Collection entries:

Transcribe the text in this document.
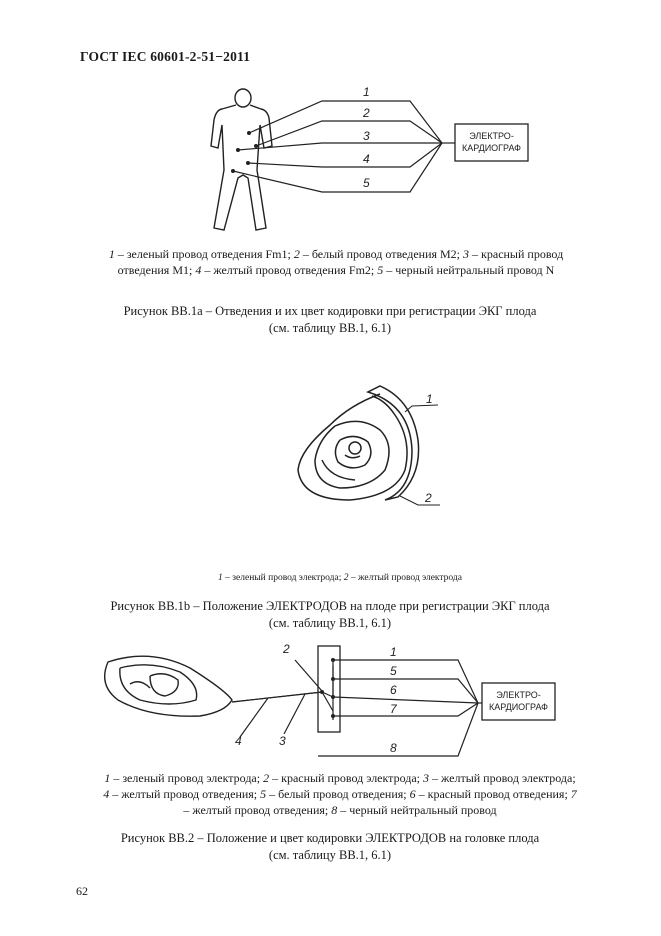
ГОСТ IEC 60601-2-51−2011
1
2
3
4
5
ЭЛЕКТРО-
КАРДИОГРАФ
1 – зеленый провод отведения Fm1; 2 – белый провод отведения M2; 3 – красный провод отведения M1; 4 – желтый провод отведения Fm2; 5 – черный нейтральный провод N
Рисунок ВВ.1а – Отведения и их цвет кодировки при регистрации ЭКГ плода
(см. таблицу ВВ.1, 6.1)
1
2
1 – зеленый провод электрода; 2 – желтый провод электрода
Рисунок ВВ.1b – Положение ЭЛЕКТРОДОВ на плоде при регистрации ЭКГ плода
(см. таблицу ВВ.1, 6.1)
1
5
6
7
8
2
3
4
ЭЛЕКТРО-
КАРДИОГРАФ
1 – зеленый провод электрода; 2 – красный провод электрода; 3 – желтый провод электрода; 4 – желтый провод отведения; 5 – белый провод отведения; 6 – красный провод отведения; 7 – желтый провод отведения; 8 – черный нейтральный провод
Рисунок ВВ.2 – Положение и цвет кодировки ЭЛЕКТРОДОВ на головке плода
(см. таблицу ВВ.1, 6.1)
62
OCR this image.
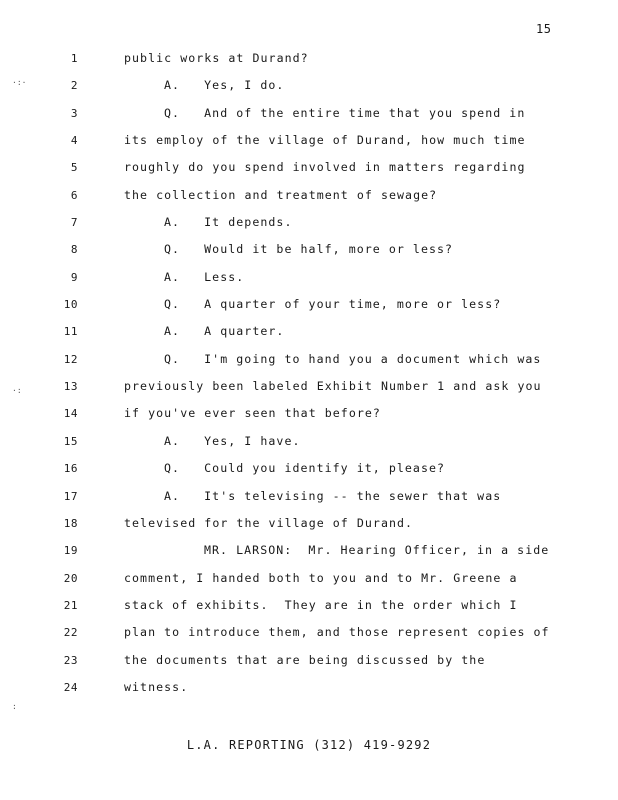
15
·:·
·:
:
1	public works at Durand?
2	A.   Yes, I do.
3	Q.   And of the entire time that you spend in
4	its employ of the village of Durand, how much time
5	roughly do you spend involved in matters regarding
6	the collection and treatment of sewage?
7	A.   It depends.
8	Q.   Would it be half, more or less?
9	A.   Less.
10	Q.   A quarter of your time, more or less?
11	A.   A quarter.
12	Q.   I'm going to hand you a document which was
13	previously been labeled Exhibit Number 1 and ask you
14	if you've ever seen that before?
15	A.   Yes, I have.
16	Q.   Could you identify it, please?
17	A.   It's televising -- the sewer that was
18	televised for the village of Durand.
19	MR. LARSON:  Mr. Hearing Officer, in a side
20	comment, I handed both to you and to Mr. Greene a
21	stack of exhibits.  They are in the order which I
22	plan to introduce them, and those represent copies of
23	the documents that are being discussed by the
24	witness.
L.A. REPORTING (312) 419-9292
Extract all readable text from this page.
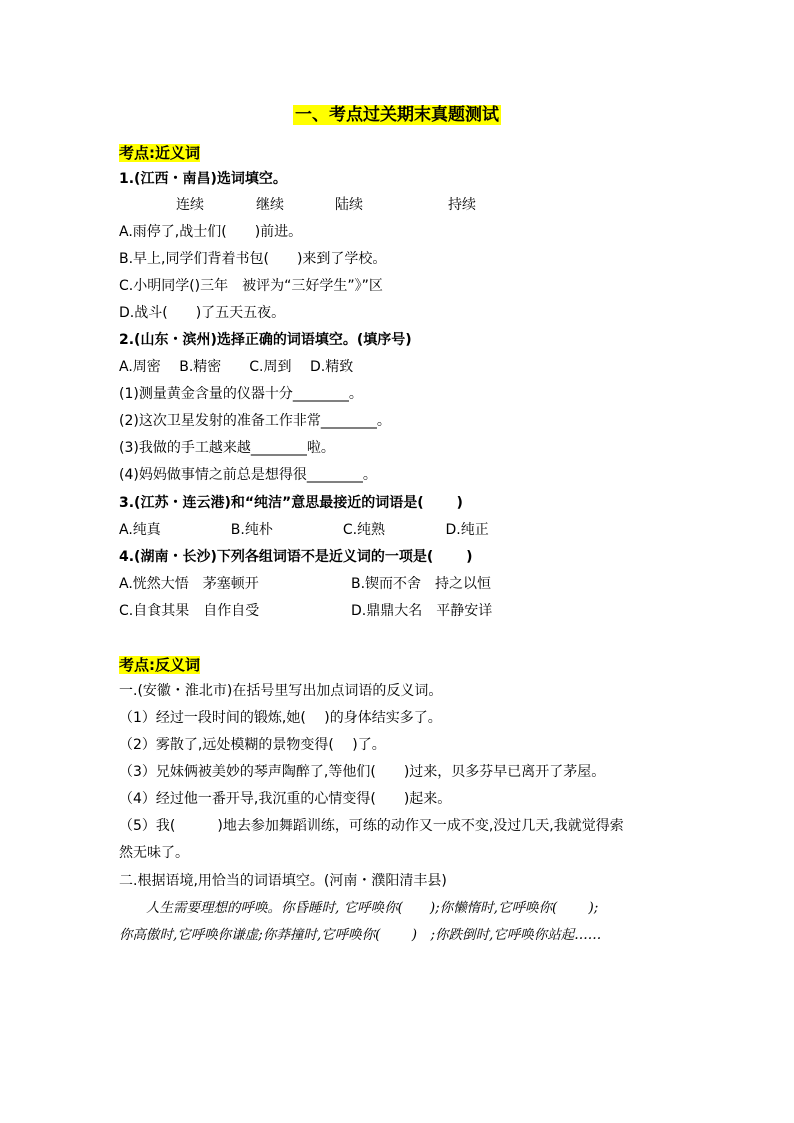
一、考点过关期末真题测试
考点:近义词
1.(江西・南昌)选词填空。
连续	继续	陆续	持续
A.雨停了,战士们(　　)前进。
B.早上,同学们背着书包(　　)来到了学校。
C.小明同学()三年　被评为“三好学生”》”区
D.战斗(　　)了五天五夜。
2.(山东・滨州)选择正确的词语填空。(填序号)
A.周密　 B.精密　　C.周到　 D.精致
(1)测量黄金含量的仪器十分________。
(2)这次卫星发射的准备工作非常________。
(3)我做的手工越来越________啦。
(4)妈妈做事情之前总是想得很________。
3.(江苏・连云港)和“纯洁”意思最接近的词语是(　　 )
A.纯真　　　　　B.纯朴　　　　　C.纯熟　　　　 D.纯正
4.(湖南・长沙)下列各组词语不是近义词的一项是(　　 )
A.恍然大悟　茅塞顿开	B.锲而不舍　持之以恒
C.自食其果　自作自受	D.鼎鼎大名　平静安详
考点:反义词
一.(安徽・淮北市)在括号里写出加点词语的反义词。
（1）经过一段时间的锻炼,她(　 )的身体结实多了。
（2）雾散了,远处模糊的景物变得(　 )了。
（3）兄妹俩被美妙的琴声陶醉了,等他们(　　)过来，贝多芬早已离开了茅屋。
（4）经过他一番开导,我沉重的心情变得(　　)起来。
（5）我(　　　)地去参加舞蹈训练，可练的动作又一成不变,没过几天,我就觉得索
然无味了。
二.根据语境,用恰当的词语填空。(河南・濮阳清丰县)
　　人生需要理想的呼唤。你昏睡时, 它呼唤你(　　);你懒惰时,它呼唤你(　　 );
你高傲时,它呼唤你谦虚;你莽撞时,它呼唤你(　　 )　;你跌倒时,它呼唤你站起……
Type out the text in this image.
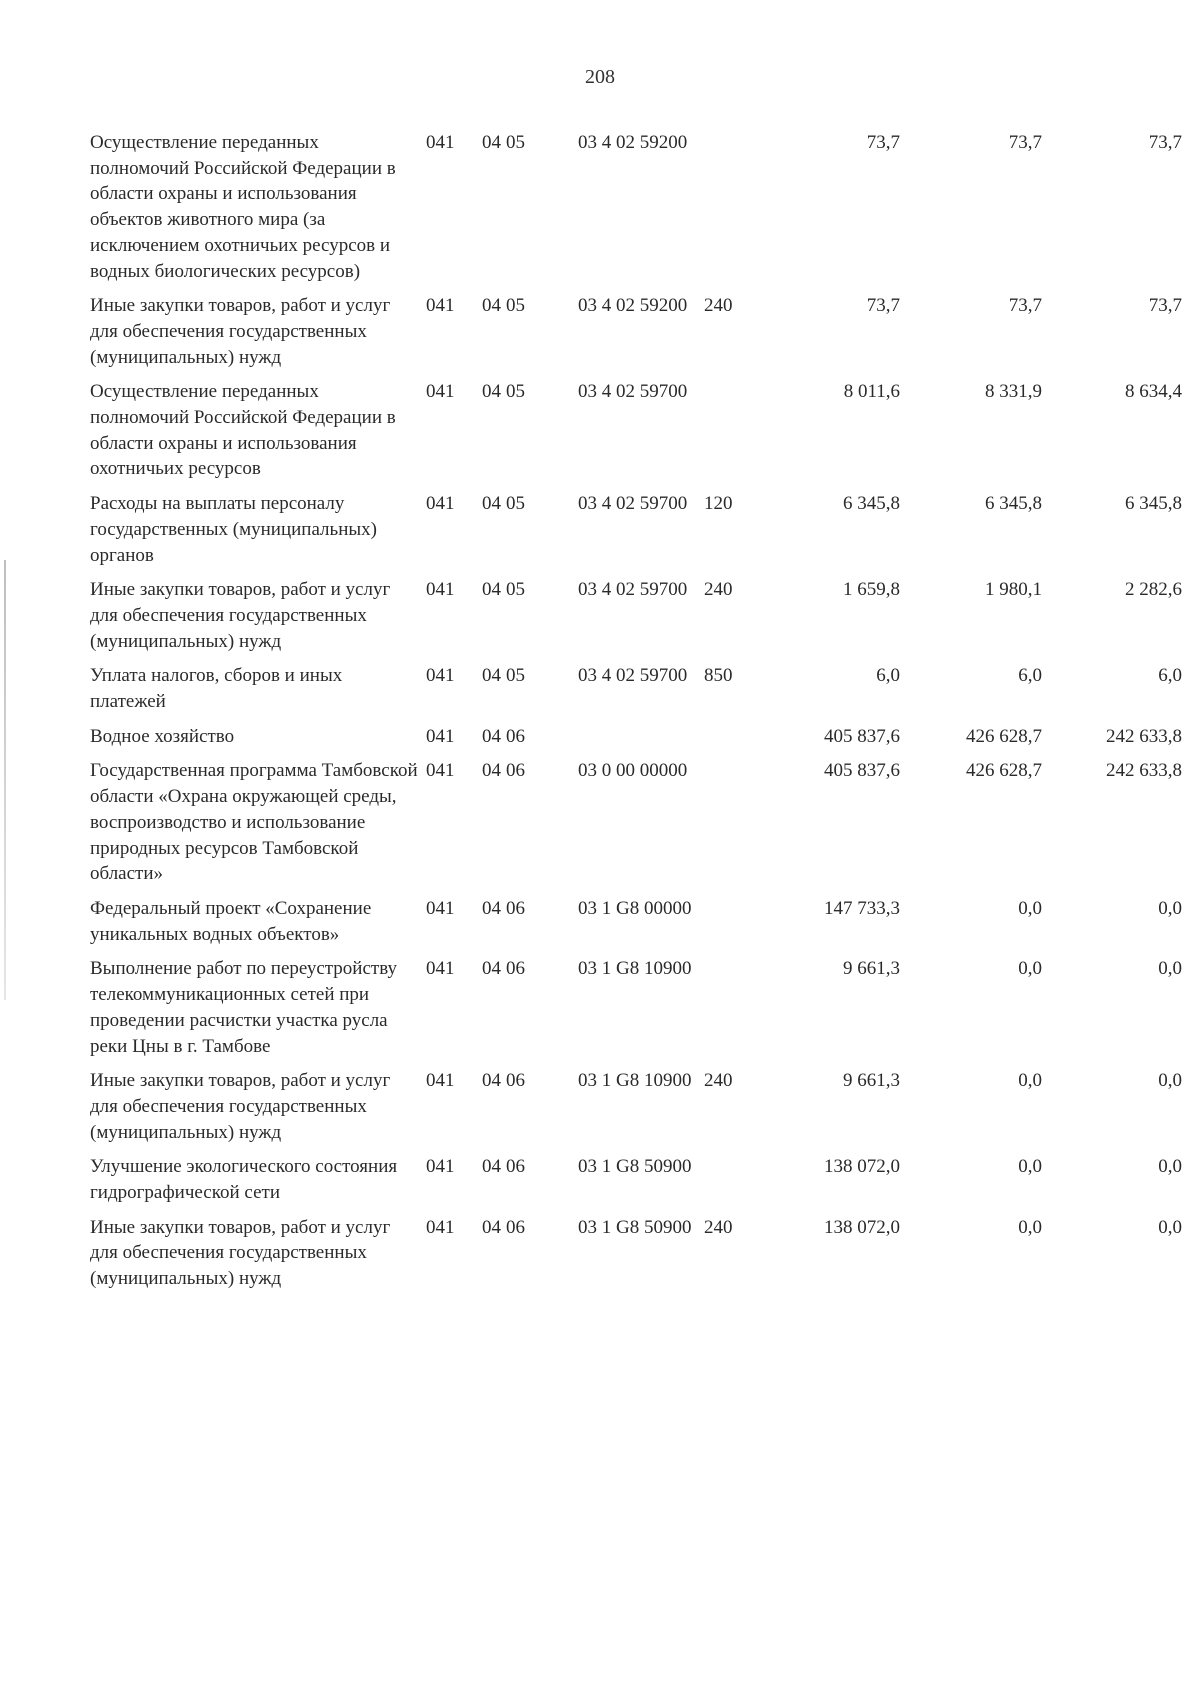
208
Осуществление переданных полномочий Российской Федерации в области охраны и использования объектов животного мира (за исключением охотничьих ресурсов и водных биологических ресурсов)	041	04	05	03 4 02 59200		73,7	73,7	73,7
Иные закупки товаров, работ и услуг для обеспечения государственных (муниципальных) нужд	041	04	05	03 4 02 59200	240	73,7	73,7	73,7
Осуществление переданных полномочий Российской Федерации в области охраны и использования охотничьих ресурсов	041	04	05	03 4 02 59700		8 011,6	8 331,9	8 634,4
Расходы на выплаты персоналу государственных (муниципальных) органов	041	04	05	03 4 02 59700	120	6 345,8	6 345,8	6 345,8
Иные закупки товаров, работ и услуг для обеспечения государственных (муниципальных) нужд	041	04	05	03 4 02 59700	240	1 659,8	1 980,1	2 282,6
Уплата налогов, сборов и иных платежей	041	04	05	03 4 02 59700	850	6,0	6,0	6,0
Водное хозяйство	041	04	06			405 837,6	426 628,7	242 633,8
Государственная программа Тамбовской области «Охрана окружающей среды, воспроизводство и использование природных ресурсов Тамбовской области»	041	04	06	03 0 00 00000		405 837,6	426 628,7	242 633,8
Федеральный проект «Сохранение уникальных водных объектов»	041	04	06	03 1 G8 00000		147 733,3	0,0	0,0
Выполнение работ по переустройству телекоммуникационных сетей при проведении расчистки участка русла реки Цны в г. Тамбове	041	04	06	03 1 G8 10900		9 661,3	0,0	0,0
Иные закупки товаров, работ и услуг для обеспечения государственных (муниципальных) нужд	041	04	06	03 1 G8 10900	240	9 661,3	0,0	0,0
Улучшение экологического состояния гидрографической сети	041	04	06	03 1 G8 50900		138 072,0	0,0	0,0
Иные закупки товаров, работ и услуг для обеспечения государственных (муниципальных) нужд	041	04	06	03 1 G8 50900	240	138 072,0	0,0	0,0
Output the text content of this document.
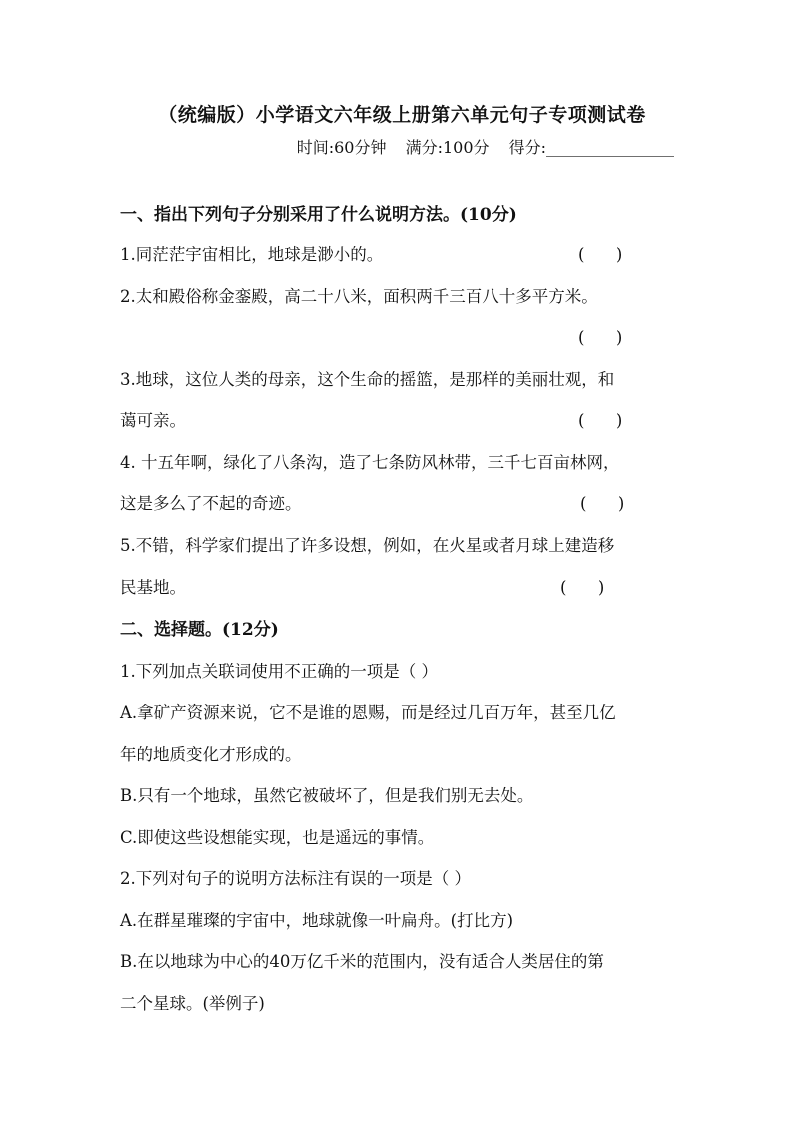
（统编版）小学语文六年级上册第六单元句子专项测试卷
时间:60分钟 满分:100分 得分:________________
一、指出下列句子分别采用了什么说明方法。(10分)
1.同茫茫宇宙相比，地球是渺小的。	(      )
2.太和殿俗称金銮殿，高二十八米，面积两千三百八十多平方米。
(      )
3.地球，这位人类的母亲，这个生命的摇篮，是那样的美丽壮观，和
蔼可亲。	(      )
4. 十五年啊，绿化了八条沟，造了七条防风林带，三千七百亩林网，
这是多么了不起的奇迹。	(      )
5.不错，科学家们提出了许多设想，例如，在火星或者月球上建造移
民基地。	(      )
二、选择题。(12分)
1.下列加点关联词使用不正确的一项是（ ）
A.拿矿产资源来说，它不是谁的恩赐，而是经过几百万年，甚至几亿
年的地质变化才形成的。
B.只有一个地球，虽然它被破坏了，但是我们别无去处。
C.即使这些设想能实现，也是遥远的事情。
2.下列对句子的说明方法标注有误的一项是（ ）
A.在群星璀璨的宇宙中，地球就像一叶扁舟。(打比方)
B.在以地球为中心的40万亿千米的范围内，没有适合人类居住的第
二个星球。(举例子)
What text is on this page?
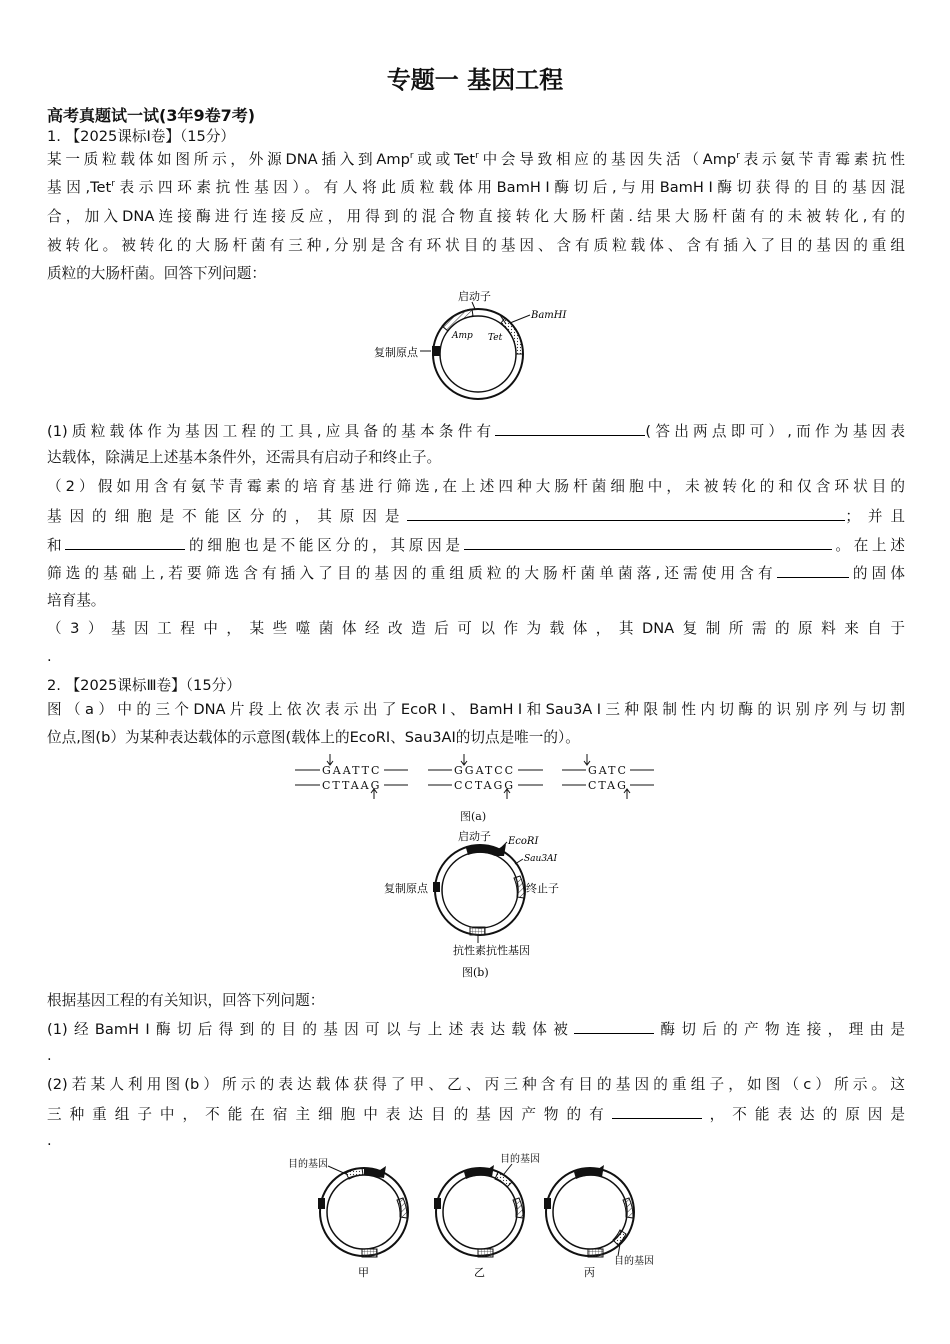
专题一 基因工程
高考真题试一试(3年9卷7考)
1. 【2025课标Ⅰ卷】（15分）
某一质粒载体如图所示，外源DNA插入到Amp$^r$或或Tet$^r$中会导致相应的基因失活（Amp$^r$表示氨苄青霉素抗性
基因,Tet$^r$表示四环素抗性基因）。有人将此质粒载体用BamHⅠ酶切后,与用BamHⅠ酶切获得的目的基因混
合，加入DNA连接酶进行连接反应，用得到的混合物直接转化大肠杆菌.结果大肠杆菌有的未被转化,有的
被转化。被转化的大肠杆菌有三种,分别是含有环状目的基因、含有质粒载体、含有插入了目的基因的重组
质粒的大肠杆菌。回答下列问题：
启动子
BamHⅠ
Amp Tet
复制原点
(1)质粒载体作为基因工程的工具,应具备的基本条件有	(答出两点即可）,而作为基因表
达载体，除满足上述基本条件外，还需具有启动子和终止子。
（2）假如用含有氨苄青霉素的培育基进行筛选,在上述四种大肠杆菌细胞中，未被转化的和仅含环状目的
基因的细胞是不能区分的，其原因是	；并且
和	的细胞也是不能区分的，其原因是	。在上述
筛选的基础上,若要筛选含有插入了目的基因的重组质粒的大肠杆菌单菌落,还需使用含有	的固体
培育基。
（3）基因工程中，某些噬菌体经改造后可以作为载体，其DNA复制所需的原料来自于
.
2. 【2025课标Ⅲ卷】（15分）
图（a）中的三个DNA片段上依次表示出了EcoRⅠ、BamHⅠ和Sau3AⅠ三种限制性内切酶的识别序列与切割
位点,图(b）为某种表达载体的示意图(载体上的EcoRⅠ、Sau3AⅠ的切点是唯一的）。
GAATTC
CTTAAG
GGATCC
CCTAGG
GATC
CTAG
图(a)
启动子 EcoRⅠ
Sau3AⅠ
复制原点	终止子
抗性素抗性基因
图(b)
根据基因工程的有关知识，回答下列问题：
(1)经BamHⅠ酶切后得到的目的基因可以与上述表达载体被	酶切后的产物连接，理由是
.
(2)若某人利用图(b）所示的表达载体获得了甲、乙、丙三种含有目的基因的重组子，如图（c）所示。这
三种重组子中，不能在宿主细胞中表达目的基因产物的有	，不能表达的原因是
.
目的基因
甲
目的基因
乙
目的基因
丙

• **PROBLEM TO WORK ON**
Select every line in the records above that contains the word "нужд".

• **THE RESPONSE**
Иные закупки товаров, работ и услуг для обеспечения государственных (муниципальных) нужд	041	04	05	03 4 02 59200	240	73,7	73,7	73,7
Иные закупки товаров, работ и услуг для обеспечения государственных (муниципальных) нужд	041	04	05	03 4 02 59700	240	1 659,8	1 980,1	2 282,6
Иные закупки товаров, работ и услуг для обеспечения государственных (муниципальных) нужд	041	04	06	03 1 G8 10900	240	9 661,3	0,0	0,0
Иные закупки товаров, работ и услуг для обеспечения государственных (муниципальных) нужд	041	04	06	03 1 G8 50900	240	138 072,0	0,0	0,0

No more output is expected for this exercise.